What to produce: In your copy, reproduce the entries exactly as they are, minus the images.

Data rows:
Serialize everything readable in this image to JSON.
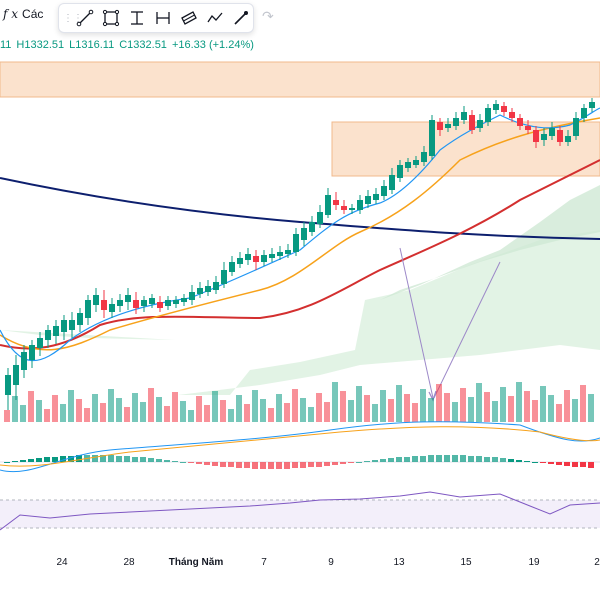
{
  "header": {
    "fx_symbol": "f x",
    "indicator_label": "Các",
    "ohlc": {
      "open": "11",
      "high": "H1332.51",
      "low": "L1316.11",
      "close": "C1332.51",
      "change": "+16.33 (+1.24%)"
    }
  },
  "toolbar": {
    "tools": [
      {
        "name": "trend-line-icon"
      },
      {
        "name": "rectangle-icon"
      },
      {
        "name": "vertical-range-icon"
      },
      {
        "name": "horizontal-range-icon"
      },
      {
        "name": "parallel-channel-icon"
      },
      {
        "name": "path-icon"
      },
      {
        "name": "brush-icon"
      }
    ],
    "redo_icon": "redo-icon"
  },
  "xaxis": {
    "labels": [
      {
        "text": "24",
        "bold": false
      },
      {
        "text": "28",
        "bold": false
      },
      {
        "text": "Tháng Năm",
        "bold": true
      },
      {
        "text": "7",
        "bold": false
      },
      {
        "text": "9",
        "bold": false
      },
      {
        "text": "13",
        "bold": false
      },
      {
        "text": "15",
        "bold": false
      },
      {
        "text": "19",
        "bold": false
      },
      {
        "text": "2",
        "bold": false
      }
    ]
  },
  "colors": {
    "up": "#089981",
    "down": "#f23645",
    "ema_fast": "#2196f3",
    "ema_mid": "#f7a21b",
    "ema_slow": "#d32f2f",
    "ema_long": "#0d1f6e",
    "cloud": "#d8efdc",
    "zone": "#fbe2cd",
    "arrow": "#9c88c8",
    "rsi": "#7e57c2"
  }
}
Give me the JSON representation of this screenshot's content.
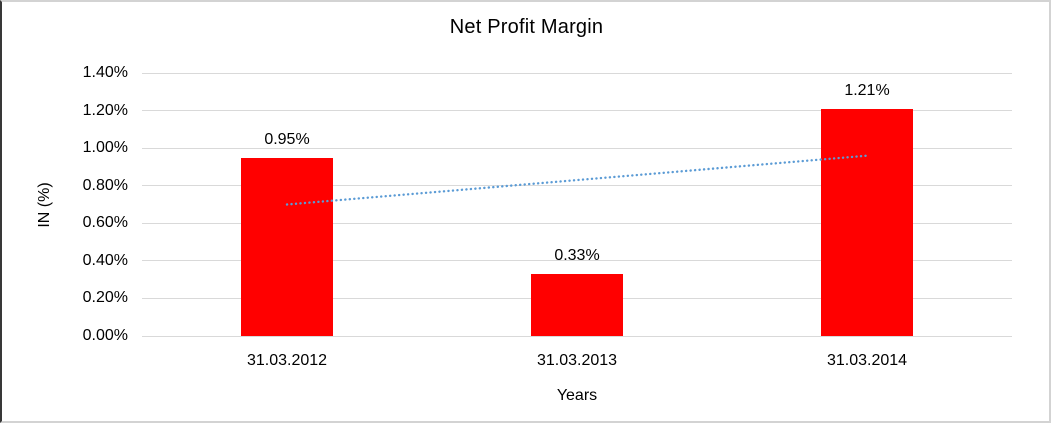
{
  "chart_data": {
    "type": "bar",
    "title": "Net Profit Margin",
    "categories": [
      "31.03.2012",
      "31.03.2013",
      "31.03.2014"
    ],
    "values": [
      0.95,
      0.33,
      1.21
    ],
    "data_labels": [
      "0.95%",
      "0.33%",
      "1.21%"
    ],
    "xlabel": "Years",
    "ylabel": "IN (%)",
    "ylim": [
      0,
      1.4
    ],
    "ytick_step": 0.2,
    "ytick_labels": [
      "0.00%",
      "0.20%",
      "0.40%",
      "0.60%",
      "0.80%",
      "1.00%",
      "1.20%",
      "1.40%"
    ],
    "grid": true,
    "legend": "none",
    "bar_color": "#ff0000",
    "gridline_color": "#d9d9d9",
    "trendline": {
      "type": "linear",
      "style": "dotted",
      "color": "#5b9bd5",
      "start_value": 0.7,
      "end_value": 0.96
    }
  }
}
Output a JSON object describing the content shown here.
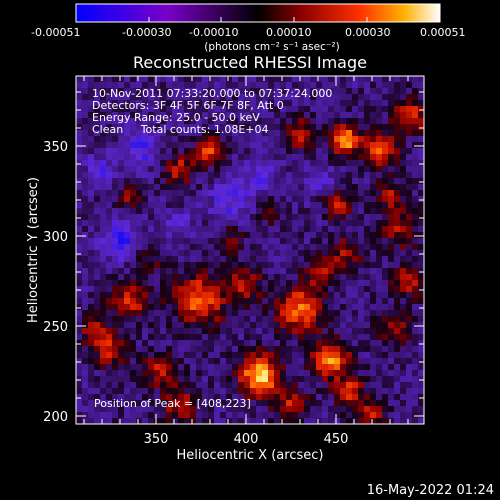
{
  "colorbar": {
    "ticks": [
      "-0.00051",
      "-0.00030",
      "-0.00010",
      "0.00010",
      "0.00030",
      "0.00051"
    ],
    "unit_label": "(photons cm⁻² s⁻¹ asec⁻²)",
    "colors": [
      "#0000ff",
      "#7a00c8",
      "#000000",
      "#8c0000",
      "#ff3000",
      "#ffb000",
      "#ffffff"
    ]
  },
  "image": {
    "title": "Reconstructed RHESSI Image",
    "info_lines": [
      "10-Nov-2011 07:33:20.000 to 07:37:24.000",
      "Detectors: 3F 4F 5F 6F 7F 8F, Att 0",
      "Energy Range: 25.0 - 50.0 keV",
      "Clean     Total counts: 1.08E+04"
    ],
    "peak_label": "Position of Peak = [408,223]",
    "x_axis_label": "Heliocentric X (arcsec)",
    "y_axis_label": "Heliocentric Y (arcsec)",
    "x_ticks": [
      "350",
      "400",
      "450"
    ],
    "y_ticks": [
      "350",
      "300",
      "250",
      "200"
    ],
    "x_range": [
      304,
      495
    ],
    "y_range": [
      197,
      390
    ]
  },
  "footer": {
    "timestamp": "16-May-2022 01:24"
  }
}
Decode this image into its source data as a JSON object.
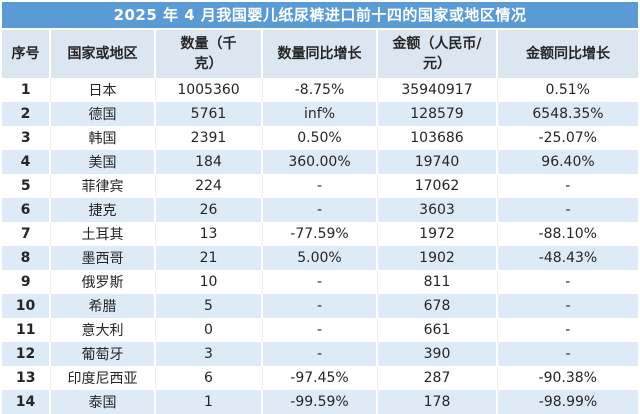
{
  "colors": {
    "title_bg": "#5B9BD5",
    "title_text": "#FFFFFF",
    "header_bg": "#DCE6F1",
    "row_bg": "#FFFFFF",
    "row_alt_bg": "#DEEBF7",
    "text": "#262626"
  },
  "chart_data": {
    "type": "table",
    "title": "2025 年 4 月我国婴儿纸尿裤进口前十四的国家或地区情况",
    "columns": [
      "序号",
      "国家或地区",
      "数量（千克）",
      "数量同比增长",
      "金额（人民币/元）",
      "金额同比增长"
    ],
    "rows": [
      [
        "1",
        "日本",
        "1005360",
        "-8.75%",
        "35940917",
        "0.51%"
      ],
      [
        "2",
        "德国",
        "5761",
        "inf%",
        "128579",
        "6548.35%"
      ],
      [
        "3",
        "韩国",
        "2391",
        "0.50%",
        "103686",
        "-25.07%"
      ],
      [
        "4",
        "美国",
        "184",
        "360.00%",
        "19740",
        "96.40%"
      ],
      [
        "5",
        "菲律宾",
        "224",
        "-",
        "17062",
        "-"
      ],
      [
        "6",
        "捷克",
        "26",
        "-",
        "3603",
        "-"
      ],
      [
        "7",
        "土耳其",
        "13",
        "-77.59%",
        "1972",
        "-88.10%"
      ],
      [
        "8",
        "墨西哥",
        "21",
        "5.00%",
        "1902",
        "-48.43%"
      ],
      [
        "9",
        "俄罗斯",
        "10",
        "-",
        "811",
        "-"
      ],
      [
        "10",
        "希腊",
        "5",
        "-",
        "678",
        "-"
      ],
      [
        "11",
        "意大利",
        "0",
        "-",
        "661",
        "-"
      ],
      [
        "12",
        "葡萄牙",
        "3",
        "-",
        "390",
        "-"
      ],
      [
        "13",
        "印度尼西亚",
        "6",
        "-97.45%",
        "287",
        "-90.38%"
      ],
      [
        "14",
        "泰国",
        "1",
        "-99.59%",
        "178",
        "-98.99%"
      ]
    ]
  }
}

Task response:
Serialize everything readable in this image to JSON.
{
  "header": {
    "fx_symbol": "f x",
    "indicator_label": "Các",
    "ohlc": {
      "open": "11",
      "high": "H1332.51",
      "low": "L1316.11",
      "close": "C1332.51",
      "change": "+16.33 (+1.24%)"
    }
  },
  "toolbar": {
    "tools": [
      {
        "name": "trend-line-icon"
      },
      {
        "name": "rectangle-icon"
      },
      {
        "name": "vertical-range-icon"
      },
      {
        "name": "horizontal-range-icon"
      },
      {
        "name": "parallel-channel-icon"
      },
      {
        "name": "path-icon"
      },
      {
        "name": "brush-icon"
      }
    ],
    "redo_icon": "redo-icon"
  },
  "xaxis": {
    "labels": [
      {
        "text": "24",
        "bold": false
      },
      {
        "text": "28",
        "bold": false
      },
      {
        "text": "Tháng Năm",
        "bold": true
      },
      {
        "text": "7",
        "bold": false
      },
      {
        "text": "9",
        "bold": false
      },
      {
        "text": "13",
        "bold": false
      },
      {
        "text": "15",
        "bold": false
      },
      {
        "text": "19",
        "bold": false
      },
      {
        "text": "2",
        "bold": false
      }
    ]
  },
  "colors": {
    "up": "#089981",
    "down": "#f23645",
    "ema_fast": "#2196f3",
    "ema_mid": "#f7a21b",
    "ema_slow": "#d32f2f",
    "ema_long": "#0d1f6e",
    "cloud": "#d8efdc",
    "zone": "#fbe2cd",
    "arrow": "#9c88c8",
    "rsi": "#7e57c2"
  }
}
Give me the JSON representation of this screenshot's content.
{
  "chart_data": {
    "type": "bar",
    "title": "Net Profit Margin",
    "categories": [
      "31.03.2012",
      "31.03.2013",
      "31.03.2014"
    ],
    "values": [
      0.95,
      0.33,
      1.21
    ],
    "data_labels": [
      "0.95%",
      "0.33%",
      "1.21%"
    ],
    "xlabel": "Years",
    "ylabel": "IN (%)",
    "ylim": [
      0,
      1.4
    ],
    "ytick_step": 0.2,
    "ytick_labels": [
      "0.00%",
      "0.20%",
      "0.40%",
      "0.60%",
      "0.80%",
      "1.00%",
      "1.20%",
      "1.40%"
    ],
    "grid": true,
    "legend": "none",
    "bar_color": "#ff0000",
    "gridline_color": "#d9d9d9",
    "trendline": {
      "type": "linear",
      "style": "dotted",
      "color": "#5b9bd5",
      "start_value": 0.7,
      "end_value": 0.96
    }
  }
}
Output a JSON object describing the content shown here.
{
  "colorbar": {
    "ticks": [
      "-0.00051",
      "-0.00030",
      "-0.00010",
      "0.00010",
      "0.00030",
      "0.00051"
    ],
    "unit_label": "(photons cm⁻² s⁻¹ asec⁻²)",
    "colors": [
      "#0000ff",
      "#7a00c8",
      "#000000",
      "#8c0000",
      "#ff3000",
      "#ffb000",
      "#ffffff"
    ]
  },
  "image": {
    "title": "Reconstructed RHESSI Image",
    "info_lines": [
      "10-Nov-2011 07:33:20.000 to 07:37:24.000",
      "Detectors: 3F 4F 5F 6F 7F 8F, Att 0",
      "Energy Range: 25.0 - 50.0 keV",
      "Clean     Total counts: 1.08E+04"
    ],
    "peak_label": "Position of Peak = [408,223]",
    "x_axis_label": "Heliocentric X (arcsec)",
    "y_axis_label": "Heliocentric Y (arcsec)",
    "x_ticks": [
      "350",
      "400",
      "450"
    ],
    "y_ticks": [
      "350",
      "300",
      "250",
      "200"
    ],
    "x_range": [
      304,
      495
    ],
    "y_range": [
      197,
      390
    ]
  },
  "footer": {
    "timestamp": "16-May-2022 01:24"
  }
}
Decode this image into its source data as a JSON object.
{
  "colors": {
    "title_bg": "#5B9BD5",
    "title_text": "#FFFFFF",
    "header_bg": "#DCE6F1",
    "row_bg": "#FFFFFF",
    "row_alt_bg": "#DEEBF7",
    "text": "#262626"
  },
  "chart_data": {
    "type": "table",
    "title": "2025 年 4 月我国婴儿纸尿裤进口前十四的国家或地区情况",
    "columns": [
      "序号",
      "国家或地区",
      "数量（千克）",
      "数量同比增长",
      "金额（人民币/元）",
      "金额同比增长"
    ],
    "rows": [
      [
        "1",
        "日本",
        "1005360",
        "-8.75%",
        "35940917",
        "0.51%"
      ],
      [
        "2",
        "德国",
        "5761",
        "inf%",
        "128579",
        "6548.35%"
      ],
      [
        "3",
        "韩国",
        "2391",
        "0.50%",
        "103686",
        "-25.07%"
      ],
      [
        "4",
        "美国",
        "184",
        "360.00%",
        "19740",
        "96.40%"
      ],
      [
        "5",
        "菲律宾",
        "224",
        "-",
        "17062",
        "-"
      ],
      [
        "6",
        "捷克",
        "26",
        "-",
        "3603",
        "-"
      ],
      [
        "7",
        "土耳其",
        "13",
        "-77.59%",
        "1972",
        "-88.10%"
      ],
      [
        "8",
        "墨西哥",
        "21",
        "5.00%",
        "1902",
        "-48.43%"
      ],
      [
        "9",
        "俄罗斯",
        "10",
        "-",
        "811",
        "-"
      ],
      [
        "10",
        "希腊",
        "5",
        "-",
        "678",
        "-"
      ],
      [
        "11",
        "意大利",
        "0",
        "-",
        "661",
        "-"
      ],
      [
        "12",
        "葡萄牙",
        "3",
        "-",
        "390",
        "-"
      ],
      [
        "13",
        "印度尼西亚",
        "6",
        "-97.45%",
        "287",
        "-90.38%"
      ],
      [
        "14",
        "泰国",
        "1",
        "-99.59%",
        "178",
        "-98.99%"
      ]
    ]
  }
}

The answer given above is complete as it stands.